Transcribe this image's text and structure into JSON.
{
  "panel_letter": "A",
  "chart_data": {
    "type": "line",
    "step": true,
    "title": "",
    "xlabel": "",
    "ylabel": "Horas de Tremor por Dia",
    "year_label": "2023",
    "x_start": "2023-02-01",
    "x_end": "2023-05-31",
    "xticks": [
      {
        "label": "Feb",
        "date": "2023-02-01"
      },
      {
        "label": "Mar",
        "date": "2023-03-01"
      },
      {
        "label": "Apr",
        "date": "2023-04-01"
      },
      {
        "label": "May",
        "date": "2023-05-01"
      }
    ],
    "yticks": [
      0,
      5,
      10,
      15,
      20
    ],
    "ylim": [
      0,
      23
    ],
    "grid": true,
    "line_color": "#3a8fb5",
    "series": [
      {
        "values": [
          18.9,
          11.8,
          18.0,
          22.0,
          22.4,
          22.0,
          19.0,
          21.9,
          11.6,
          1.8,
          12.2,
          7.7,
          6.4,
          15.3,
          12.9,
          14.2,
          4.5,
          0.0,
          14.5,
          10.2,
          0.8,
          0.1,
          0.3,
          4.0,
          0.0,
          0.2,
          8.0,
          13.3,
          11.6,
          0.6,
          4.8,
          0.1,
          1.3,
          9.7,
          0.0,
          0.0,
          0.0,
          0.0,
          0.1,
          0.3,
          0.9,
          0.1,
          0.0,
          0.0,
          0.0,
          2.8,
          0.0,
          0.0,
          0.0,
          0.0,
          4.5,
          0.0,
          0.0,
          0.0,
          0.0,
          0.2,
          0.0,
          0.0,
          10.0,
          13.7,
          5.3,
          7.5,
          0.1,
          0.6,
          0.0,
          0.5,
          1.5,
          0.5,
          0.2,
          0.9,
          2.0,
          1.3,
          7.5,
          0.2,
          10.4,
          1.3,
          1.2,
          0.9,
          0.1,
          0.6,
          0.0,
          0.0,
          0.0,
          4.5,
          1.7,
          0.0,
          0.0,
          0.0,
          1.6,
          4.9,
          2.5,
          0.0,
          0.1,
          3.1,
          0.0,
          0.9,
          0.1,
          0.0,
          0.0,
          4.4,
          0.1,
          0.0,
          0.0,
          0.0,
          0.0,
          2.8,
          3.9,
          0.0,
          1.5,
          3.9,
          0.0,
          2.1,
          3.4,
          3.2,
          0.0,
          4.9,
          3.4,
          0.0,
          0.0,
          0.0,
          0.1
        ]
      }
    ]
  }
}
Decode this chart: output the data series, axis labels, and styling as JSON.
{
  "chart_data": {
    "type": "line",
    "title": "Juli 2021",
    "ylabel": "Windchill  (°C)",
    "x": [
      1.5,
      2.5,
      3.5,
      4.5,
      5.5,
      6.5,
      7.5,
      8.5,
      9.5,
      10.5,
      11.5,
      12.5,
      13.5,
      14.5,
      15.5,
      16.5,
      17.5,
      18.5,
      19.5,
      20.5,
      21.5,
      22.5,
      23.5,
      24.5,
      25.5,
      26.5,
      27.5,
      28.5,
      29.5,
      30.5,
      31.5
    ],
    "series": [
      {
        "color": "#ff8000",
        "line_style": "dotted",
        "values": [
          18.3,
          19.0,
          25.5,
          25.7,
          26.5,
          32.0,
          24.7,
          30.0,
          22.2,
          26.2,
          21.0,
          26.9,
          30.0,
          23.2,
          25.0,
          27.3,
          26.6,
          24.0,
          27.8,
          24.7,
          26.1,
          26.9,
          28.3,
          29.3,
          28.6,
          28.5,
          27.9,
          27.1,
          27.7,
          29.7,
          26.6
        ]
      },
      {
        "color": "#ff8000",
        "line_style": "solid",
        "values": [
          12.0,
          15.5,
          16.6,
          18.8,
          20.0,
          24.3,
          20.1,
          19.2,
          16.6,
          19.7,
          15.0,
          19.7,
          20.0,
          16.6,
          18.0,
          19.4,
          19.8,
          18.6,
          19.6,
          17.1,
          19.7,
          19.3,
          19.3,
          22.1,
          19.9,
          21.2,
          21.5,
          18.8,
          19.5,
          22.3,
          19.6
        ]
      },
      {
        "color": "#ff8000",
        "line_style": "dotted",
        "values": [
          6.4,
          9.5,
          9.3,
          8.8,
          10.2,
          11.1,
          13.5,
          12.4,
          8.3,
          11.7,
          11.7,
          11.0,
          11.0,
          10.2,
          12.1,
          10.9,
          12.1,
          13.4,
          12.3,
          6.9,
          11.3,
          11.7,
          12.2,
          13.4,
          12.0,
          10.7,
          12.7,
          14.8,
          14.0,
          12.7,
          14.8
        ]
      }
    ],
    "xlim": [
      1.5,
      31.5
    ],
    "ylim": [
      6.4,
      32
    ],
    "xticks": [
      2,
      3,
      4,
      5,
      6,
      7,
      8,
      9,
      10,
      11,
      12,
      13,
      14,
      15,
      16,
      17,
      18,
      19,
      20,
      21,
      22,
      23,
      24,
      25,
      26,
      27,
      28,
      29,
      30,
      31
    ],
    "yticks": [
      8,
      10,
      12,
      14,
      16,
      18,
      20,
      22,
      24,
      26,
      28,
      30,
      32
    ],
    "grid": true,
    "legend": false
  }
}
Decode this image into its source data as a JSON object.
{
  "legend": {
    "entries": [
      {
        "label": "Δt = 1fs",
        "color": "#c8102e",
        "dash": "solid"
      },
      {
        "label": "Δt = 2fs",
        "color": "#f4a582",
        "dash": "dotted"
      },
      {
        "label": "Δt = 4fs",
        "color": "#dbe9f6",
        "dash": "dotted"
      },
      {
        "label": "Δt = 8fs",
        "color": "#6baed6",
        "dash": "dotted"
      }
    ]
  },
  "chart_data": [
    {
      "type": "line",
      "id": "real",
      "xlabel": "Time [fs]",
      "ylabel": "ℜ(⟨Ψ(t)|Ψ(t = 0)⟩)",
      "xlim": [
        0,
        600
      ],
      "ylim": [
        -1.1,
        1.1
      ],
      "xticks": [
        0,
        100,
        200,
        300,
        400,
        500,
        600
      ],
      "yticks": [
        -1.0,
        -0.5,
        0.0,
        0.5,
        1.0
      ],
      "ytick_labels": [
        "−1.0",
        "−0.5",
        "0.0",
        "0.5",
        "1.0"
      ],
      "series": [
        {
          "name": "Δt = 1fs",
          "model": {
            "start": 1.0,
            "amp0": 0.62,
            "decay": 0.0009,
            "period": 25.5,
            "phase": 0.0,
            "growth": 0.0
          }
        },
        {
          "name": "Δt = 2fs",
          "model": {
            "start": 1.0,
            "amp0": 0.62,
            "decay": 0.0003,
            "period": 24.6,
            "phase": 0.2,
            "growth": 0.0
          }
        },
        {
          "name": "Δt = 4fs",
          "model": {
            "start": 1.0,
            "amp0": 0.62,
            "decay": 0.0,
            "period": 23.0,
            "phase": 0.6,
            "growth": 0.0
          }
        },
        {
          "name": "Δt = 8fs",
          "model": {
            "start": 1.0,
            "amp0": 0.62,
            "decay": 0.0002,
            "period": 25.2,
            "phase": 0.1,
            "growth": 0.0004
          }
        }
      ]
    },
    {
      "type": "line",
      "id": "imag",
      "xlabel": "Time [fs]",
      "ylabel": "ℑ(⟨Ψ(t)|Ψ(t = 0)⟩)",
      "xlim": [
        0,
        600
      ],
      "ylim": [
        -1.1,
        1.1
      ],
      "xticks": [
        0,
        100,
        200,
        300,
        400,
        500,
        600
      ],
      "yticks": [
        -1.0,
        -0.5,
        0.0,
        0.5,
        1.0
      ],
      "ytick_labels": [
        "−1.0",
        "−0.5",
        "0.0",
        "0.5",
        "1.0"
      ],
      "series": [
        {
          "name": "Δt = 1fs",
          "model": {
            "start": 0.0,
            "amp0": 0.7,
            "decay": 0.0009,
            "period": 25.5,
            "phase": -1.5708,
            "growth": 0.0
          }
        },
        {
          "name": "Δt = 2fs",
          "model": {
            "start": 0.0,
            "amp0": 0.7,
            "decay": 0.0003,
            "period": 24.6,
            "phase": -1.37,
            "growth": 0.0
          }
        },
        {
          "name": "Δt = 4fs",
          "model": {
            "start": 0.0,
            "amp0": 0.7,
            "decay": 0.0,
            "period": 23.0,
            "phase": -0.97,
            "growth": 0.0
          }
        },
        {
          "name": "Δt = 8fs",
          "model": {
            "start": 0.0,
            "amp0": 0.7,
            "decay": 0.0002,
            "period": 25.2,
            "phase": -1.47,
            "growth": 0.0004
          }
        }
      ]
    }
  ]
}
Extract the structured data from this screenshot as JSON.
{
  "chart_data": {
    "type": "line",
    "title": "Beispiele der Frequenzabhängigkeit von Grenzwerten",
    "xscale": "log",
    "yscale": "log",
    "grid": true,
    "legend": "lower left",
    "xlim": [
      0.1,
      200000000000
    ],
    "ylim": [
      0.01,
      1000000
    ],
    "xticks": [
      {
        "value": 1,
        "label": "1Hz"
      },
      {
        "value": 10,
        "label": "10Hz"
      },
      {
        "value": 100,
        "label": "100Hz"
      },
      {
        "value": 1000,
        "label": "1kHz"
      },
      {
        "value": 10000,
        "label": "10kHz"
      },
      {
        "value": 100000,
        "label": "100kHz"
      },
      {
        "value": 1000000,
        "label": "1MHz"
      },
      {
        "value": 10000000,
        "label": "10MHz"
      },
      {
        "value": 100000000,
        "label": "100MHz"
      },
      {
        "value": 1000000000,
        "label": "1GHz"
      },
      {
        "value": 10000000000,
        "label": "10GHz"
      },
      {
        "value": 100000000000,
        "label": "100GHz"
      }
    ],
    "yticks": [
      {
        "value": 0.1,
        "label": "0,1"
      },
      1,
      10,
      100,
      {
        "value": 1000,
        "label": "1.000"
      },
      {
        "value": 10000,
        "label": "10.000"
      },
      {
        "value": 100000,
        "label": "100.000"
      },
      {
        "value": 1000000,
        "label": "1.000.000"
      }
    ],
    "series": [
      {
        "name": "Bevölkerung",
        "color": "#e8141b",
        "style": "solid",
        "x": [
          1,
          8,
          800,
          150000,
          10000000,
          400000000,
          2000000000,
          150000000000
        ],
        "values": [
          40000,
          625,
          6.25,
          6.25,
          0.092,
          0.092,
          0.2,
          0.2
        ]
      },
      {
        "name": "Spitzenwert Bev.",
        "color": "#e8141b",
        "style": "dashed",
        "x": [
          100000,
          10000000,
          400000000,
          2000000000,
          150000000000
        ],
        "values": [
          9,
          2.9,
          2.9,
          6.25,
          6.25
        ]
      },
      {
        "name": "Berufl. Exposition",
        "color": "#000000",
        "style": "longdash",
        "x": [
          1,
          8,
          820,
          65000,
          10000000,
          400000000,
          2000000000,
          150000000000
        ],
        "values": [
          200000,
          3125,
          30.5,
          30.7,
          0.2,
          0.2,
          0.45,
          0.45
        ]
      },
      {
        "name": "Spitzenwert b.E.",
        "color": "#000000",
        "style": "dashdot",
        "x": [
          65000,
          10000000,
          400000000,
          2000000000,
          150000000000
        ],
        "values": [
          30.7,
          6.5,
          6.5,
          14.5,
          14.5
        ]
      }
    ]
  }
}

--------------------------------------------------

#### [PROBLEM DESCRIPTION]
From the listing above, collect each line in which the string "this" appears.

#### [FINISHED ANSWER]
Transcribe this image's text and structure into JSON.
Decode this chart: output the data series, axis labels, and styling as JSON.
Decode this image into its source data as a JSON object.
Extract the structured data from this screenshot as JSON.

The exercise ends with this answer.